_ЧТО СДЕЛАТЬ:_ Дословно выпишите из отрывка о послевоенном Кенигсберге фрагмент от слов «Пришла зима, жить» до слов «остались в живых.».

══ ПРИВЕДЕННЫЙ ОТРЫВОК ══

Пришла зима, жить стало тяжелее, поползли слухи о каннибализме. Врачи обнаружили, что на рынке предлагают человеческое мясо. То же касалось и поступивших в продажу биточков. А потом русские обнаружили в городских развалинах настоящий мясной цех по разделке людей, которых заманивали, убивали, а мясо, сердце и легкие пускали в переработку.

Сейчас мама пыталась заработать побольше розничной торговлей. Она рассказывала о строгостях милиционеров, о том, как трудно скрывать свои действия от их контроля. Сообразив, что помешать кенигсбержцам, борющимся за существование, заниматься мелкими торгово-обменными операциями невозможно, милиция стала распространять слухи, будто немцы продают русским отравленные продукты питания. Видимо, милиции очень не хотелось, чтобы мы остались в живых.

Я лежал уже пять месяцев и только начал было потихоньку поправляться, как вдруг снова поднялась температура. На другой день она спала, затем поднялась вновь и т. д. Я подхватил малярию, вспышку которой объясняли загрязнением противопожарных прудов. Эти пруды, задуманные и как резервуары питьевой воды на случай прекращения нормального водоснабжения, представляли собой заложенные при нацистах искусственные водоемы, которые ныне протухали и заражались от сброшенных в них трупов и отходов. Мухи и комары размножались беспрепятственно и становились такою же карой Божьей, какой уже давно были вши, крысы и прочие паразиты. Так в Кенигсберге вдруг возникли доселе неизвестные заболевания, в том числе малярия. Да и как лечить ее без хинина? А его, разумеется, не было. На моем выздоровлении был поставлен крест. Однако в один прекрасный день лихорадка прошла сама собой, и я постепенно преодолел недуг. На память от него осталась больная селезенка.

Очень тяжелым оказался май: есть стало совсем нечего. Сначала все жиже становился суп, затем его и вовсе перестали приносить. Что произошло? Оказывается, военную администрацию должна была сменить гражданская, а она принимала на себя ответственность лишь с 1 июня. Поскольку же военные уже в мае сложили с себя полномочия, возникла смертельно опасная для нас ситуация междуцарствия. (Указами Президиума Верховного Совета СССР от 7.4.46 и от 4.6.46 Кенигсберг был присоединен к РСФСР и, тем самым, к СССР.) Военные попросту прекратили снабжение больницы и оставили нас на произвол судьбы. Мы были в отчаянии. Бедственное положение, в котором мы оказались, трудно описать. Те, кто не получал дополнительного питания извне, были обречены. Уже примерно через неделю после снятия больницы с довольствия смертность пациентов возросла до сорока человек в день. Вокруг то и дело умирали люди, и в число постоянно наблюдаемых жестов вошло движение руки, закрывающей лицо только что умершего. Приходили бездушные санитары и уносили мертвых. Невозмутимо, словно это были отработанные батарейки. Человеческая жизнь по-прежнему не только ничего не стоила, но и была нежелательна. Никто не обольщался, слушая, как в коридоре медсестры красиво выводят хорал. Чем быстрее человек умирал, тем было лучше. Под конец, по моим оценкам, из 120–130 тысяч остававшегося гражданского населения более 100 тысяч оказало русским такую услугу. Гитлер хотел очистить Европу от евреев, Сталин — Восточную Пруссию от немцев. Конечно, сравнивать одно с другим нельзя, но как мне в обоих случаях удалось уцелеть, непостижимо.

═══
══ ВЫДЕРЖКИ ИЗ МАТЕРИАЛА ══

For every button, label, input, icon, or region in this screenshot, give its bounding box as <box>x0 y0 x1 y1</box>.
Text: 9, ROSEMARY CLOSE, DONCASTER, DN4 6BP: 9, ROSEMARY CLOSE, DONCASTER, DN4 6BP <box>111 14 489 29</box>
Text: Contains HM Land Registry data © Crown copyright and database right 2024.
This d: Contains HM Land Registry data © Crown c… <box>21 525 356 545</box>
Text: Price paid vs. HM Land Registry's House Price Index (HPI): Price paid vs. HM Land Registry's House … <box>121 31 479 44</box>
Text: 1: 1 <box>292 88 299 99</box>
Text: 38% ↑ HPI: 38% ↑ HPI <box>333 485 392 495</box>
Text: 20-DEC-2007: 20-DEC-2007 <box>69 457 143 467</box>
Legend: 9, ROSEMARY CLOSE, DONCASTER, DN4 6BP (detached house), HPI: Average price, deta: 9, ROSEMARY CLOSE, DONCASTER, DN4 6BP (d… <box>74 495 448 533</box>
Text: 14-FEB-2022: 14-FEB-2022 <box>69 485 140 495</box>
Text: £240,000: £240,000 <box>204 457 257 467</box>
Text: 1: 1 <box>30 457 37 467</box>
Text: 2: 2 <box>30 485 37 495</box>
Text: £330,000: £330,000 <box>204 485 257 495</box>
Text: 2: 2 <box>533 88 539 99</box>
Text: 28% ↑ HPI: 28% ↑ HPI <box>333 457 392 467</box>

═══

_РЕШЕНИЕ:_
Пришла зима, жить стало тяжелее, поползли слухи о каннибализме. Врачи обнаружили, что на рынке предлагают человеческое мясо. То же касалось и поступивших в продажу биточков. А потом русские обнаружили в городских развалинах настоящий мясной цех по разделке людей, которых заманивали, убивали, а мясо, сердце и легкие пускали в переработку.

Сейчас мама пыталась заработать побольше розничной торговлей. Она рассказывала о строгостях милиционеров, о том, как трудно скрывать свои действия от их контроля. Сообразив, что помешать кенигсбержцам, борющимся за существование, заниматься мелкими торгово-обменными операциями невозможно, милиция стала распространять слухи, будто немцы продают русским отравленные продукты питания. Видимо, милиции очень не хотелось, чтобы мы остались в живых.